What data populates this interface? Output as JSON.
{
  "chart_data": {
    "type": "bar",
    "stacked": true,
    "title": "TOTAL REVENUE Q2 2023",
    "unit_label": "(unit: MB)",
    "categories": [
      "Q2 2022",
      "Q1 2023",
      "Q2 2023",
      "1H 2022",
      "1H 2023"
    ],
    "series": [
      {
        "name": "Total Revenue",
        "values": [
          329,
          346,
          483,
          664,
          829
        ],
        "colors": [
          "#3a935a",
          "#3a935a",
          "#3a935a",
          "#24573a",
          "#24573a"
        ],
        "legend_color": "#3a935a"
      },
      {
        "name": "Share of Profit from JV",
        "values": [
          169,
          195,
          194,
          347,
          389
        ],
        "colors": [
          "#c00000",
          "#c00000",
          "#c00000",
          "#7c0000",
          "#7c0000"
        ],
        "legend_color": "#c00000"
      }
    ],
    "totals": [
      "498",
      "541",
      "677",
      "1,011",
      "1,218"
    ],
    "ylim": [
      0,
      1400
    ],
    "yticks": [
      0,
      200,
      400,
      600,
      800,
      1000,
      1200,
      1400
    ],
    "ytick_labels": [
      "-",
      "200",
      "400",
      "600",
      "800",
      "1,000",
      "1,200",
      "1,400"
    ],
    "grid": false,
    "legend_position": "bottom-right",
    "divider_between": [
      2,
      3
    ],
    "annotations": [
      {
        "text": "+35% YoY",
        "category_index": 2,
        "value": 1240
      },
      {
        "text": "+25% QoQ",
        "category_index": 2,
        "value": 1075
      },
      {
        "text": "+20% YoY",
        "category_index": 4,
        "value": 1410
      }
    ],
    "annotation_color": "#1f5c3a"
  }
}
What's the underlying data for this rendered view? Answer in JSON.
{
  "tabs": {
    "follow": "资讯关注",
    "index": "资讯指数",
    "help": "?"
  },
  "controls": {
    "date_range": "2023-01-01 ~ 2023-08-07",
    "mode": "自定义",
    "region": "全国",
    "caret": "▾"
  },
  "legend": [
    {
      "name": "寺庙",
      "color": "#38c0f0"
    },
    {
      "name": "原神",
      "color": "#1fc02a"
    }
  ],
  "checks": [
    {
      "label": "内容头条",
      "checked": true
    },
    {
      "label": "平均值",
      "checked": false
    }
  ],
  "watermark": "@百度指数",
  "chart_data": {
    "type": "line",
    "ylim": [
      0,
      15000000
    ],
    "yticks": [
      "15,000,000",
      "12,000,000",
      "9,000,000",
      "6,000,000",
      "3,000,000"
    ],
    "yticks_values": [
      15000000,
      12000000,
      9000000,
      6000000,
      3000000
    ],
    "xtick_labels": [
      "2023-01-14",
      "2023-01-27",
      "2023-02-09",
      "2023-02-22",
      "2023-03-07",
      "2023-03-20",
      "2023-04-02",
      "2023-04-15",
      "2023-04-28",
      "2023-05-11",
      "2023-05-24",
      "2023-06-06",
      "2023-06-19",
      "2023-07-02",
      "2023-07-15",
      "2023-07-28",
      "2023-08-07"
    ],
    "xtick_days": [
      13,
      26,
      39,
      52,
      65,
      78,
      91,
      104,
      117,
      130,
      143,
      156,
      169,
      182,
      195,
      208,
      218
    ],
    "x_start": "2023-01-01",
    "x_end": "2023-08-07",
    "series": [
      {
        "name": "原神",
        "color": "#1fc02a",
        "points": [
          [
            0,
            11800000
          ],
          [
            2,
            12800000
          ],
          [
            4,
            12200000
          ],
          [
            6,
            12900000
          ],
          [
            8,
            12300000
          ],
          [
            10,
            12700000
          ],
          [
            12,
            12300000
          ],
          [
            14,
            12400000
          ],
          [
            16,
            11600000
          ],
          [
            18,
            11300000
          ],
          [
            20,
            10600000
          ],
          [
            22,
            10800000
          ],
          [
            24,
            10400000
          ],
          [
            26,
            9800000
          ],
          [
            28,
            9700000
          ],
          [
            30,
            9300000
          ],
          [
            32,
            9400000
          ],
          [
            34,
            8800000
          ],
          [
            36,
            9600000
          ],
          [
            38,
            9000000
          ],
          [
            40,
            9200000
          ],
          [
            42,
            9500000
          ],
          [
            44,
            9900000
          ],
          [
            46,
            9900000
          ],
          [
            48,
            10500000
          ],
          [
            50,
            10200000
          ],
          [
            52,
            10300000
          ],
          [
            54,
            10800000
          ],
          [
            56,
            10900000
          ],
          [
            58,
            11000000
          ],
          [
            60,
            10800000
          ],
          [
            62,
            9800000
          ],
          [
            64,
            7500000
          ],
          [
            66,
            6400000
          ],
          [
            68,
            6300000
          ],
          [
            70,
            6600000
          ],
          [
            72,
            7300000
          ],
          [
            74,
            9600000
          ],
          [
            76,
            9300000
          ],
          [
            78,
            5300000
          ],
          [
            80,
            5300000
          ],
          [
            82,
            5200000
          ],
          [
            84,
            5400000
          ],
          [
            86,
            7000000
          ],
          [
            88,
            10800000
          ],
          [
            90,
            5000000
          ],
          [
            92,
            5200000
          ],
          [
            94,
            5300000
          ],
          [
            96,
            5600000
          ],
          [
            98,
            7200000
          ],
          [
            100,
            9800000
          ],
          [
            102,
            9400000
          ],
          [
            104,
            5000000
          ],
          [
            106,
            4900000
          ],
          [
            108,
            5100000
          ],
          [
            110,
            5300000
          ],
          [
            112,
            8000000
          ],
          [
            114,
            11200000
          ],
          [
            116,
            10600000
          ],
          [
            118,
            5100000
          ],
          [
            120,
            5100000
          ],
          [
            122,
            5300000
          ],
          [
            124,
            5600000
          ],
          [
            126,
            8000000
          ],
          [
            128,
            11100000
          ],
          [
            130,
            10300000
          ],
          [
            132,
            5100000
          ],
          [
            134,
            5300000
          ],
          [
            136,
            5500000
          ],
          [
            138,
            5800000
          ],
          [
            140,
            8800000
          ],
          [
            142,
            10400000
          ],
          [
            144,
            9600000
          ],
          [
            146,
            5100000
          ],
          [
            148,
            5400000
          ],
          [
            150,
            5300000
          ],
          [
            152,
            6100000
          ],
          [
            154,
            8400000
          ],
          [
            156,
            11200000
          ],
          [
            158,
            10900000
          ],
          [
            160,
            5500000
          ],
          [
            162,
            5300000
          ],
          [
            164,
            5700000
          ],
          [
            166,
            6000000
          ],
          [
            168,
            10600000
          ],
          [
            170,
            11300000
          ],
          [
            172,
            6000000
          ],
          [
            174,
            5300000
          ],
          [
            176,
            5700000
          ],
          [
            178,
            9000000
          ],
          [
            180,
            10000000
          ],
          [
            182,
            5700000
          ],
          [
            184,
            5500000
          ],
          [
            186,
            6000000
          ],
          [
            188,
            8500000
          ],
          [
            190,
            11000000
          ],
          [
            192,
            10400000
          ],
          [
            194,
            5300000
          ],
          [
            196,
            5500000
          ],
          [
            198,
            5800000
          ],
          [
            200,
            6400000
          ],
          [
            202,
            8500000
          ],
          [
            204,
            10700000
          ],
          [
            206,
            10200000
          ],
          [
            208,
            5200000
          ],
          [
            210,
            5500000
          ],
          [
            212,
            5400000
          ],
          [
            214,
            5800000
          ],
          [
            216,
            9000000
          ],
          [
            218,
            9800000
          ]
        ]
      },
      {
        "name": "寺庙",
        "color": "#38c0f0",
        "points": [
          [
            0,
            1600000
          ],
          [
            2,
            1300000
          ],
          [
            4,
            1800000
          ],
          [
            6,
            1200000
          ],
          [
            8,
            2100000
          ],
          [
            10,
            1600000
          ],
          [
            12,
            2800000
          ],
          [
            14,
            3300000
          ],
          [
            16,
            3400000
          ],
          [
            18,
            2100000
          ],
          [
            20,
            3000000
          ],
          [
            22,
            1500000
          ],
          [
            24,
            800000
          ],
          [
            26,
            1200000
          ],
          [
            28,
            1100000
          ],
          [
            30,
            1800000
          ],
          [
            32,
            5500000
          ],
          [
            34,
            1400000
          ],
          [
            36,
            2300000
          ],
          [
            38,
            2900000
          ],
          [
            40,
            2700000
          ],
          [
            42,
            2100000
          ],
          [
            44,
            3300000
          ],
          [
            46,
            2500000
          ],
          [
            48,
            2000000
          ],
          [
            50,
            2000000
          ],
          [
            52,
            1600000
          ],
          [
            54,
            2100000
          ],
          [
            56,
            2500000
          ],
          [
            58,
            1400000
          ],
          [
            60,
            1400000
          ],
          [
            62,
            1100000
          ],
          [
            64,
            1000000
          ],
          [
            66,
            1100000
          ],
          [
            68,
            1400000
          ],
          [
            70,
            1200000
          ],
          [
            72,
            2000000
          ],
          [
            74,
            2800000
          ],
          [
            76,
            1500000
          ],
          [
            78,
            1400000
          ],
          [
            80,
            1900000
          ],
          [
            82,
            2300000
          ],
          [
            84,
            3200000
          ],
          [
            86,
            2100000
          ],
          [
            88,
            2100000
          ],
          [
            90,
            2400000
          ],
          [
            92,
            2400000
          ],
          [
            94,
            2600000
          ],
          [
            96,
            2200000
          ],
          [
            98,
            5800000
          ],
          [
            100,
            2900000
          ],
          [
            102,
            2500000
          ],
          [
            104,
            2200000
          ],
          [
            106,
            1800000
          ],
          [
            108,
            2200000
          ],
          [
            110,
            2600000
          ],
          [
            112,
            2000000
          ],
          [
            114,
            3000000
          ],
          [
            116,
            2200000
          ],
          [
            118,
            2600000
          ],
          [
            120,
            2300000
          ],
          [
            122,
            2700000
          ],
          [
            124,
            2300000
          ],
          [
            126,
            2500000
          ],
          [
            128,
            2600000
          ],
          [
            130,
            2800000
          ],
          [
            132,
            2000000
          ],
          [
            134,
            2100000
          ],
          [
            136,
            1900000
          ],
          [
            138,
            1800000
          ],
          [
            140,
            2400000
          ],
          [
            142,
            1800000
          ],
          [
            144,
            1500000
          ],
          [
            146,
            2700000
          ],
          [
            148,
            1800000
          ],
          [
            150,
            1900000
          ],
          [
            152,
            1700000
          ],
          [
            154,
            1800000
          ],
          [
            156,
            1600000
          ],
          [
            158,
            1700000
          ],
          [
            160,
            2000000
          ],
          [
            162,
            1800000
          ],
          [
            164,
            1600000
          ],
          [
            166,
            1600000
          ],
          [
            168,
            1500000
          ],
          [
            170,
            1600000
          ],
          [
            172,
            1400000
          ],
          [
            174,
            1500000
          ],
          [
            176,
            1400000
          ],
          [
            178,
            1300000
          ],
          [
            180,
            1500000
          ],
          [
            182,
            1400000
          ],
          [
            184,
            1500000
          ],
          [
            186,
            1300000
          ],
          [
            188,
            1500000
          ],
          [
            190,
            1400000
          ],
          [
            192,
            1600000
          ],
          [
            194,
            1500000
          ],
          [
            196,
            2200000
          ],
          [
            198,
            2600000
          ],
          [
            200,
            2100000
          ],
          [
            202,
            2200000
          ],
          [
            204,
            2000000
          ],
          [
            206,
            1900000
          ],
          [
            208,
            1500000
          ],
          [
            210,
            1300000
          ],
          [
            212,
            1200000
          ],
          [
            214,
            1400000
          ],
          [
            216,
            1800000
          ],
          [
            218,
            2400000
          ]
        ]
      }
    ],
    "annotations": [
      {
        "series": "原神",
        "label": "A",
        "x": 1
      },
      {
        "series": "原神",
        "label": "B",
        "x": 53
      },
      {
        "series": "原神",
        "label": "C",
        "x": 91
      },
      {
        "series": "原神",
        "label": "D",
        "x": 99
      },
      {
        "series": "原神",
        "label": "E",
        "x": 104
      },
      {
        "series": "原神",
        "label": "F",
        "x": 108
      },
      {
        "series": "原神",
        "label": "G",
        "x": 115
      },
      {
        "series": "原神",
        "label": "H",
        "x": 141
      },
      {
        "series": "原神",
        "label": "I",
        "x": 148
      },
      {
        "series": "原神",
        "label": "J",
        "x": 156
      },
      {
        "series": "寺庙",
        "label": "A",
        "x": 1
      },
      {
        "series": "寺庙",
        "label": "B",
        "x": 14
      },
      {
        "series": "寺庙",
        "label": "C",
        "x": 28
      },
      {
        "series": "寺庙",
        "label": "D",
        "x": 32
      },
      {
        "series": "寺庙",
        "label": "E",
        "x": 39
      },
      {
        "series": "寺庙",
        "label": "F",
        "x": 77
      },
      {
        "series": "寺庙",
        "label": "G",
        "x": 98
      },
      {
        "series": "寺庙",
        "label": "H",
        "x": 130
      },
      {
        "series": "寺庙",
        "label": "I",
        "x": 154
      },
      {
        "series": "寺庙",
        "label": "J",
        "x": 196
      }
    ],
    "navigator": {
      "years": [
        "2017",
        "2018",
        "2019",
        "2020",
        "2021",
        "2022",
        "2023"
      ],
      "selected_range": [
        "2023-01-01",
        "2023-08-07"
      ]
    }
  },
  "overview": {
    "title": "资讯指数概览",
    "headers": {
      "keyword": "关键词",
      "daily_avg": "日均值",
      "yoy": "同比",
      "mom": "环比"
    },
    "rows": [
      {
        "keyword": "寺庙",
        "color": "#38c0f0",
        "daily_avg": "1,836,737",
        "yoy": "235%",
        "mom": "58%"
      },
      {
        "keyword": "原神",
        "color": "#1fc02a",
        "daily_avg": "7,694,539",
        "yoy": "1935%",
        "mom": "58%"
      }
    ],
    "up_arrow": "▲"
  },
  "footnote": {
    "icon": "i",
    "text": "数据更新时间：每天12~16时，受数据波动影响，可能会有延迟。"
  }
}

Objective: Tally the lines in these entries that have the string "this" in them, then answer with the count and nothing else.

Result: 2